取り組む課題:
- 1) 鈴鹿サーキットの体験記にある「それは偶然見つけた一つの記事から始まった。」という一文を英語に訳しなさい。
- 2) 鈴鹿サーキットの体験記について、本文最後の文に続く部分を書きなさい。

本文抜粋:
········

かずえの鈴鹿日記 (上)

かずえってのは, 私の妻です. 元々それほど運転とかモータースポーツに興味があった訳ではないのですが, 私が遊んでいるのを見てだんだん興味がわいてきたようで, ある日「ワタシ, ホンダが鈴鹿でやっているドライビングスクールに行ってくる」 と言い出しました. という訳で, その参加日記を上下二編構成でお送りします.


1998年のモータースポーツの最後をしめくくるフォーミュラ・ニッポン最終 戦。秋晴れの鈴鹿サーキットの姿をVTRで見ながら(夜中まで起きて見ていら れるほど若くねーんだ、こちとら。)、私は一週間前の出来事を昨日のことの ように思い出していた。そう、私もあのサーキットを走ったのだ。シューマッ ハやハッキネンがついこの間走った、その同じ鈴鹿サーキットを。たとえ車は ドノーマルのホンダシビック1.5 l だったとしても。たとえラップは高木虎之 介にはるかに及ばなかったとしても。でも、彼らと同じ道を私も走ったのだ!、 この腕で・・・てなわけで、トーシロ主婦の鈴鹿サーキット体験走行記、いや、 走行体験記・・・あれ、どっちだ?(どっちも同じか。)

Chapt.1 出会いはある日突然に・・・

それは偶然見つけた一つの記事から始まった。何気なく見ていた JAF mate の巻末の広告ページにホンダドライビングスクール(以下HDS)の案内が小さ く載っていた。その中の「中級2日コース」に、私の目は吸い寄せられたので あった。「・・・場所:鈴鹿サーキット交通教育センター。1泊3食付き、¥ 42,000、サーキット体験走行・・・これって、鈴鹿サーキット走れるってこと? もしかして・・・」講習の内容は、その他に、危険回避、滑りやすい路面(ス キッドですね)、スラローム、スキッド旋回(これ何だろ)等。開催日:11月 22〜23日、定員20名。えー、これってなかなかいいんじゃん?まだ間に合うか しらん?(*これを見つけたのは10月の終わり頃だったと記憶している。)JAF に問い合わせてみると、まだ空いているとのこと。さっそく予約し、クリスマ ス・イブに成田で走行会をやると盛り上がっているダンナには、「あたし、す ずかにいくのー!」と宣言し、心は既に鈴鹿サーキット。実は、来年早々に計 画していた2泊3日札幌ツアーを、旅行会社のあまりの対応のまずさにキャンセ ルしたばかりだったこともあり、それなら鈴鹿に行って、サーキットも走れて、 運転の講習会も受けられる1泊2日の旅行と思えば、ただの観光旅行よりずっ といいやんけ。ちなみに、私はまだ鈴鹿に行ったことがなかったのであります。 (ダンナは過去に一度 F-1 を見に行っているんですが。)なので、’あの’ 鈴鹿、に行くというだけで、すっかりうれしくなっていたのでした。

········

提供データ:

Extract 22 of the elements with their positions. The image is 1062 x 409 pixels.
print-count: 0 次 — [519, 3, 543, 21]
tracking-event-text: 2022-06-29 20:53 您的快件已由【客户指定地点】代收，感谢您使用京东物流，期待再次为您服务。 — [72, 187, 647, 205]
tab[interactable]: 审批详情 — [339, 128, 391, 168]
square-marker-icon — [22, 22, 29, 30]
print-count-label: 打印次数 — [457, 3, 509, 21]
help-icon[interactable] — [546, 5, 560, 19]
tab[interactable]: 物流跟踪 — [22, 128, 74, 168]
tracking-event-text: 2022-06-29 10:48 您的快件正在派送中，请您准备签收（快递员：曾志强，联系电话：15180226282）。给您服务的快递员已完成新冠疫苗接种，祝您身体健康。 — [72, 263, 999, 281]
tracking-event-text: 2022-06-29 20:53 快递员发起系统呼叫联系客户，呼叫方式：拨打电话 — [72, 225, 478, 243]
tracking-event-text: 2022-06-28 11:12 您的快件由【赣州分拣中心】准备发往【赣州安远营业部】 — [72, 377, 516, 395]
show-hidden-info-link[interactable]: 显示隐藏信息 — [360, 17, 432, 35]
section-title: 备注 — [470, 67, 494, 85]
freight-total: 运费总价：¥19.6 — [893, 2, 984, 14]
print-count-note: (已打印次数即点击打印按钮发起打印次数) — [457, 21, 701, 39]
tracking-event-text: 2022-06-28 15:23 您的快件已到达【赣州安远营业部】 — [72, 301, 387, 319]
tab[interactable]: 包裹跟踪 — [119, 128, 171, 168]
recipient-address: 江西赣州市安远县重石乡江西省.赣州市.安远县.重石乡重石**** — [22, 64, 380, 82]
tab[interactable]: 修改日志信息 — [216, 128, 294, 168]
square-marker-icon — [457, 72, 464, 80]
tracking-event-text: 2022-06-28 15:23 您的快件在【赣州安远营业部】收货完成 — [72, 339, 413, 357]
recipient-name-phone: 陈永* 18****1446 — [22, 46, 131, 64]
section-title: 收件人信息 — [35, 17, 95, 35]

········

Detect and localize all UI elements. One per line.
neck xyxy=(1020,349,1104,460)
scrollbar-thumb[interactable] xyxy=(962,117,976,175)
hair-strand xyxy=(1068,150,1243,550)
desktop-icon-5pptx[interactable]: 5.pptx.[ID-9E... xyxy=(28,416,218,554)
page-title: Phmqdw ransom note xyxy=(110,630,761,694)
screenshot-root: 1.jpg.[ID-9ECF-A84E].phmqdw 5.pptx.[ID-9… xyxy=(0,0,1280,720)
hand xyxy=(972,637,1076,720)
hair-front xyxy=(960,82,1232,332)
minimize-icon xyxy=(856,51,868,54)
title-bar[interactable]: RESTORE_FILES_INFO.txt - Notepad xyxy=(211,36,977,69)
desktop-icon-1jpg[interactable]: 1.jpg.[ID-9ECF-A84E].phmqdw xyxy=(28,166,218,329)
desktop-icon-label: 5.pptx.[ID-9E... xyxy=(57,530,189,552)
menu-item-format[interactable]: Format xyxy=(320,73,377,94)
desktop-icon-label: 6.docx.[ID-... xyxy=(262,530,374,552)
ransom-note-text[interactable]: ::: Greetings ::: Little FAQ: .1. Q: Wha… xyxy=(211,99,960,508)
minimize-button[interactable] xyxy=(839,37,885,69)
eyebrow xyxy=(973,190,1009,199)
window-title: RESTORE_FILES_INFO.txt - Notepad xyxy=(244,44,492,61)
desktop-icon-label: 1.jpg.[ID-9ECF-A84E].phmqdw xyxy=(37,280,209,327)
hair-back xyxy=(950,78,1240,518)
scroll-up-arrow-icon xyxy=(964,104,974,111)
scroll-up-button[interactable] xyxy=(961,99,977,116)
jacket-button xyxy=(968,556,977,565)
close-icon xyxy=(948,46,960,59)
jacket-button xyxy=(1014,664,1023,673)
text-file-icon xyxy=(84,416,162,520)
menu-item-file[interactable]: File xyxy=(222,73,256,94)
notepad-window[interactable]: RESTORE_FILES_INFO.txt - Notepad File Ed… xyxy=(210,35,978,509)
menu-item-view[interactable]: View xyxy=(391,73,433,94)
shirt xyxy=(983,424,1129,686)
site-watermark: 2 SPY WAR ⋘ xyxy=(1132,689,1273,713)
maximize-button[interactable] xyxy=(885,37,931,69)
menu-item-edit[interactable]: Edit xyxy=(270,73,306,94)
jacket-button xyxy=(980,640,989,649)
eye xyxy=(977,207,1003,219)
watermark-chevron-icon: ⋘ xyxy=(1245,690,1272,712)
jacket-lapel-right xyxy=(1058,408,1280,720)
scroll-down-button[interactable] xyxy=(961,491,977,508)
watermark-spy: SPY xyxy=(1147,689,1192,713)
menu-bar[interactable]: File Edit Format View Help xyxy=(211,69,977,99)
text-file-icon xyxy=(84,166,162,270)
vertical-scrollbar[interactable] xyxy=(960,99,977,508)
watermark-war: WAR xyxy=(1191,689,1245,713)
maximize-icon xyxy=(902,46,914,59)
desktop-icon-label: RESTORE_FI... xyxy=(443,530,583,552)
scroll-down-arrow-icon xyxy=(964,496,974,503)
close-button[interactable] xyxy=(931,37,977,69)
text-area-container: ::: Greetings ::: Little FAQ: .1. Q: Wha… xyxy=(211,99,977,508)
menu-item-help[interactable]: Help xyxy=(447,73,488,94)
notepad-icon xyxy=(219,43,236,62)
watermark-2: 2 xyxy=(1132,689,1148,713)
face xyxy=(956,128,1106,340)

········

課題の解答:
- 1) It all began with a single article I happened to come across.

- 2)
Chapt.2 されど鈴鹿は遠かった・・・

11月22日(日)。午前5時起床。外はまだ真っ暗。さみーよー・・・。ファ ンヒーターとお友達になりながら、最後の支度。眠りこけるダンナを6時に起 こし(ごめんね、折角の日曜日だっちゅーのに)パワーアップした’NEW’ Today 58 馬力で荒川沖駅まで「魂の走り」をしてもらうことにする。ようや く夜も明け始めた東大通りを、時折前をふさぐ遅い車にいらつきながらも、気 が付くと25分で荒川沖駅に到着。次の電車までまだ15分もあるよー。7-11でも 行こうかな。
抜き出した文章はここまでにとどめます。